━━━ Record list ━━━

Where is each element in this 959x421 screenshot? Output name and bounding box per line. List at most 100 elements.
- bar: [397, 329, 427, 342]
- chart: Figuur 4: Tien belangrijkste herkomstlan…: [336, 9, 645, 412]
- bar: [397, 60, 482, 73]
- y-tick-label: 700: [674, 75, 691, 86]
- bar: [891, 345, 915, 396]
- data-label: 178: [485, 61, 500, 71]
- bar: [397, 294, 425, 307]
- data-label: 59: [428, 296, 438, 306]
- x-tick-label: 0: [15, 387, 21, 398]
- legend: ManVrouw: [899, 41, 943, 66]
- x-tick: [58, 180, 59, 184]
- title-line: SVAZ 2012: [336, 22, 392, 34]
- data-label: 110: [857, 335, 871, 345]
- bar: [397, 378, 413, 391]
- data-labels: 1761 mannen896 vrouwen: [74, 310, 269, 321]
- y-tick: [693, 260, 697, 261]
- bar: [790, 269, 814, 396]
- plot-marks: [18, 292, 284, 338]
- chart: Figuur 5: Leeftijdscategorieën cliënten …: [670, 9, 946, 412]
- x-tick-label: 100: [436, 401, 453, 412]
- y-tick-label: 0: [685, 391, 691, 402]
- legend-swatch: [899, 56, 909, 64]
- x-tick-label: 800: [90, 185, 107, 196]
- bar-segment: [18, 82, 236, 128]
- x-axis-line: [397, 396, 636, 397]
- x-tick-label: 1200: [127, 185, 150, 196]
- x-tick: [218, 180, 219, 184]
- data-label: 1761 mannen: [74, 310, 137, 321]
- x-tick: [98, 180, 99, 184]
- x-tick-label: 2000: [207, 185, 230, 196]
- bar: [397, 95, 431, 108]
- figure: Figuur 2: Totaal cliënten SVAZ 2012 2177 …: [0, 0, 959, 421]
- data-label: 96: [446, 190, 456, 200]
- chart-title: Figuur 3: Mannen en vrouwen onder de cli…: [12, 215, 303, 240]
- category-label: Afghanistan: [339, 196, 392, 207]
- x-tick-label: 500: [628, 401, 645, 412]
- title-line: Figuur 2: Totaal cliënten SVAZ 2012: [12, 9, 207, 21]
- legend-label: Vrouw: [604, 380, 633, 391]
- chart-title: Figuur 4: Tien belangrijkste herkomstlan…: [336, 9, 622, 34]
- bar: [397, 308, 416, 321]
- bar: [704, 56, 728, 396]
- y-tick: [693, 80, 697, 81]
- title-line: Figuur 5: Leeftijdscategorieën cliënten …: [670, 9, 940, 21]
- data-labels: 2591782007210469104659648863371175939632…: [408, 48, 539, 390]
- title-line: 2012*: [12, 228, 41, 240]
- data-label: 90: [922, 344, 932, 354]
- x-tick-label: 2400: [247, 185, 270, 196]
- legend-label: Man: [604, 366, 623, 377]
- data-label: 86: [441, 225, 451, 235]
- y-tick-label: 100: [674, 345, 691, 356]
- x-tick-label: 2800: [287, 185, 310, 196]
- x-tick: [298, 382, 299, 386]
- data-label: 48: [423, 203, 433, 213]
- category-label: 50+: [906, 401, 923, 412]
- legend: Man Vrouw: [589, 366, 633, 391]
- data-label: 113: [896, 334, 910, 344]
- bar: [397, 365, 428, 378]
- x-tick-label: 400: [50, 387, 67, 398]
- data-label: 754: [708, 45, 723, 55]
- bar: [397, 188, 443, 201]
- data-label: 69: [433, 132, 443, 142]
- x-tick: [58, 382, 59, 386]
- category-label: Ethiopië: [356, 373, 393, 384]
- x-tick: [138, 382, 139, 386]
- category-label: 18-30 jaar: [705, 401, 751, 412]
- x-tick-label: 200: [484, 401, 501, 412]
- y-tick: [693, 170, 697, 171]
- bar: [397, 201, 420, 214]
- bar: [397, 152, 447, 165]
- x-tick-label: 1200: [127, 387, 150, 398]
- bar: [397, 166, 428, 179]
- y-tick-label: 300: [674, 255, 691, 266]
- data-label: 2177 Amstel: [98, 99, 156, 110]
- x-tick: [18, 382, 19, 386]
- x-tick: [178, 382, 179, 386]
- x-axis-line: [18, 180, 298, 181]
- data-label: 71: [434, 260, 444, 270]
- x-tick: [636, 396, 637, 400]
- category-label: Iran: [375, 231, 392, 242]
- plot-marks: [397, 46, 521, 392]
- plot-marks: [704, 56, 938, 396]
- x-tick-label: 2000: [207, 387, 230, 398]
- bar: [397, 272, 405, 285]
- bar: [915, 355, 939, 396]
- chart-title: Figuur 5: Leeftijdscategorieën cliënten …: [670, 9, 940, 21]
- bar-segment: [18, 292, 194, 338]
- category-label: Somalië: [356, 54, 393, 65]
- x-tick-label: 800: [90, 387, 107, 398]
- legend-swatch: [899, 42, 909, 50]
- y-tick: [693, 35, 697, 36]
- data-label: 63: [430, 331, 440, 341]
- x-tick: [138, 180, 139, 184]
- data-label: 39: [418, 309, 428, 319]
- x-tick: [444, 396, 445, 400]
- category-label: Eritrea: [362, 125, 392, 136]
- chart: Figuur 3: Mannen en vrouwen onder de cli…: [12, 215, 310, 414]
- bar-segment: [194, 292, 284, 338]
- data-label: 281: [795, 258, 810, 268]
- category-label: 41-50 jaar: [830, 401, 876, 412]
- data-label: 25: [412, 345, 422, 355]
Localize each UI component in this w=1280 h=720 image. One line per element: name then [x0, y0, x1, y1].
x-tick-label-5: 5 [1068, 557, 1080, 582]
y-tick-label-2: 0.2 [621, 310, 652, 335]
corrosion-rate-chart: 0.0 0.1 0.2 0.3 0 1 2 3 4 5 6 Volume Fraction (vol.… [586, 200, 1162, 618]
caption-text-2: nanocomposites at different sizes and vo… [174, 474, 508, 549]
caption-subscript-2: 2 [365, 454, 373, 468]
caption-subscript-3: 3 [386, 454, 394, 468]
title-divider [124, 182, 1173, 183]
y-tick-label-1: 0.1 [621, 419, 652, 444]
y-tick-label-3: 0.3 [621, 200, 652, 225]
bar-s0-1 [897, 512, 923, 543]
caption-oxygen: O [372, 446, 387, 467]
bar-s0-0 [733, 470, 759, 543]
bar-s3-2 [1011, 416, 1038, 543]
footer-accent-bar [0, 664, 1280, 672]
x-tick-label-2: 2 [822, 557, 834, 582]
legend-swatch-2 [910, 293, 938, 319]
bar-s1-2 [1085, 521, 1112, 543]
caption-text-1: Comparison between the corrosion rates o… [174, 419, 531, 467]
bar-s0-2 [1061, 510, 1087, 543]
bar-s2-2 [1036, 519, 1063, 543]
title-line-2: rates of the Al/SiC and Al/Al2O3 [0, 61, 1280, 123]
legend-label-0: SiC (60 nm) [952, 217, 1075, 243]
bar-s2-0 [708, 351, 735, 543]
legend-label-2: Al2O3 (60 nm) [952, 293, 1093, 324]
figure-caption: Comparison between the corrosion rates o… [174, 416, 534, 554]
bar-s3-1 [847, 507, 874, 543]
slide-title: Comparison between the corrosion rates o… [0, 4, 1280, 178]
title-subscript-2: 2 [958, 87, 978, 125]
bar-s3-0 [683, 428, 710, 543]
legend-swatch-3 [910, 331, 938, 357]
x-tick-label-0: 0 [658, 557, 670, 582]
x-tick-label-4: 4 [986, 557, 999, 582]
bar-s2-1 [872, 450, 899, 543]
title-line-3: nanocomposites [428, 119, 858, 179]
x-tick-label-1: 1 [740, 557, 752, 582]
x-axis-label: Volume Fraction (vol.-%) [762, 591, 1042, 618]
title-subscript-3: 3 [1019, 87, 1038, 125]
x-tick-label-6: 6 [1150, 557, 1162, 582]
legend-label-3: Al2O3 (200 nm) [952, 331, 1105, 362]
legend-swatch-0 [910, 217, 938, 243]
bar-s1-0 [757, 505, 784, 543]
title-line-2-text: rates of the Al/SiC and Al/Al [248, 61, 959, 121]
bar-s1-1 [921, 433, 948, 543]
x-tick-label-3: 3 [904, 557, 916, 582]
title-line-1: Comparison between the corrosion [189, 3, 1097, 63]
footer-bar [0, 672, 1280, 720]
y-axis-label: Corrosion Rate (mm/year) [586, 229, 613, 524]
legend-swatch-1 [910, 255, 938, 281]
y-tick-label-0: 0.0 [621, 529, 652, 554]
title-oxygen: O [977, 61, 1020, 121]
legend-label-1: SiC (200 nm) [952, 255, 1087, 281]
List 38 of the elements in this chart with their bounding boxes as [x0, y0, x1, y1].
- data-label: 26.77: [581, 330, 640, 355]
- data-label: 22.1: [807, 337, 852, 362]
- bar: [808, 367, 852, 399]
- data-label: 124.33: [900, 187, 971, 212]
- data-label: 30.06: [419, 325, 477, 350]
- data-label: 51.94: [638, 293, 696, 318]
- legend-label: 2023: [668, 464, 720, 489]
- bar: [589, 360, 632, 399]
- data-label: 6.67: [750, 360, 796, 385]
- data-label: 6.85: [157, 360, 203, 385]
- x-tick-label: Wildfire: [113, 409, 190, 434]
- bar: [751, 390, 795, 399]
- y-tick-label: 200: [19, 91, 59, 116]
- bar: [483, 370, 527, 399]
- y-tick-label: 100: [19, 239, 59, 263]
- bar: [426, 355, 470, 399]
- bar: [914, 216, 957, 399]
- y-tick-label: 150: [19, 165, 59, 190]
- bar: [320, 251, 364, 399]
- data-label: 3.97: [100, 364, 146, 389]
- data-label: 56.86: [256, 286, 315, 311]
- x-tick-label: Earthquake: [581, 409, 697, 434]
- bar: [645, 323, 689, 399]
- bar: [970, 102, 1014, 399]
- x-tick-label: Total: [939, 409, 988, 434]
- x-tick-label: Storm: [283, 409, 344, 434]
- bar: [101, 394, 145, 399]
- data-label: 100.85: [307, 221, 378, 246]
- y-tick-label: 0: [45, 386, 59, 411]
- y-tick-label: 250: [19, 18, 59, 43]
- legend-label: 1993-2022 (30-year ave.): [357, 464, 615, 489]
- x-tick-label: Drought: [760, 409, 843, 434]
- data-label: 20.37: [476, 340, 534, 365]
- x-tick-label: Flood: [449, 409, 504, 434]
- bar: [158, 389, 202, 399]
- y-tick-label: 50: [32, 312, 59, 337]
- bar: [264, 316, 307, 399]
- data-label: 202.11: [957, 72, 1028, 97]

━━━

**Task objective**
Return the lines of the items unchanged, starting at the first line and ending at the line that contains "- bar: [704, 56, 728, 396]".

**Finished answer**
Where is each element in this 959x421 screenshot? Output name and bounding box per line. List at most 100 elements.
- bar: [397, 329, 427, 342]
- chart: Figuur 4: Tien belangrijkste herkomstlan…: [336, 9, 645, 412]
- bar: [397, 60, 482, 73]
- y-tick-label: 700: [674, 75, 691, 86]
- bar: [891, 345, 915, 396]
- data-label: 178: [485, 61, 500, 71]
- bar: [397, 294, 425, 307]
- data-label: 59: [428, 296, 438, 306]
- x-tick-label: 0: [15, 387, 21, 398]
- legend: ManVrouw: [899, 41, 943, 66]
- x-tick: [58, 180, 59, 184]
- title-line: SVAZ 2012: [336, 22, 392, 34]
- data-label: 110: [857, 335, 871, 345]
- bar: [397, 378, 413, 391]
- data-labels: 1761 mannen896 vrouwen: [74, 310, 269, 321]
- y-tick: [693, 260, 697, 261]
- bar: [790, 269, 814, 396]
- plot-marks: [18, 292, 284, 338]
- chart: Figuur 5: Leeftijdscategorieën cliënten …: [670, 9, 946, 412]
- x-tick-label: 100: [436, 401, 453, 412]
- y-tick-label: 0: [685, 391, 691, 402]
- legend-swatch: [899, 56, 909, 64]
- x-tick-label: 800: [90, 185, 107, 196]
- bar-segment: [18, 82, 236, 128]
- x-axis-line: [397, 396, 636, 397]
- x-tick-label: 1200: [127, 185, 150, 196]
- x-tick: [218, 180, 219, 184]
- data-label: 1761 mannen: [74, 310, 137, 321]
- x-tick: [98, 180, 99, 184]
- x-tick-label: 2000: [207, 185, 230, 196]
- bar: [397, 95, 431, 108]
- figure: Figuur 2: Totaal cliënten SVAZ 2012 2177 …: [0, 0, 959, 421]
- data-label: 96: [446, 190, 456, 200]
- chart-title: Figuur 3: Mannen en vrouwen onder de cli…: [12, 215, 303, 240]
- category-label: Afghanistan: [339, 196, 392, 207]
- x-tick-label: 500: [628, 401, 645, 412]
- title-line: Figuur 2: Totaal cliënten SVAZ 2012: [12, 9, 207, 21]
- legend-label: Vrouw: [604, 380, 633, 391]
- chart-title: Figuur 4: Tien belangrijkste herkomstlan…: [336, 9, 622, 34]
- bar: [397, 308, 416, 321]
- bar: [704, 56, 728, 396]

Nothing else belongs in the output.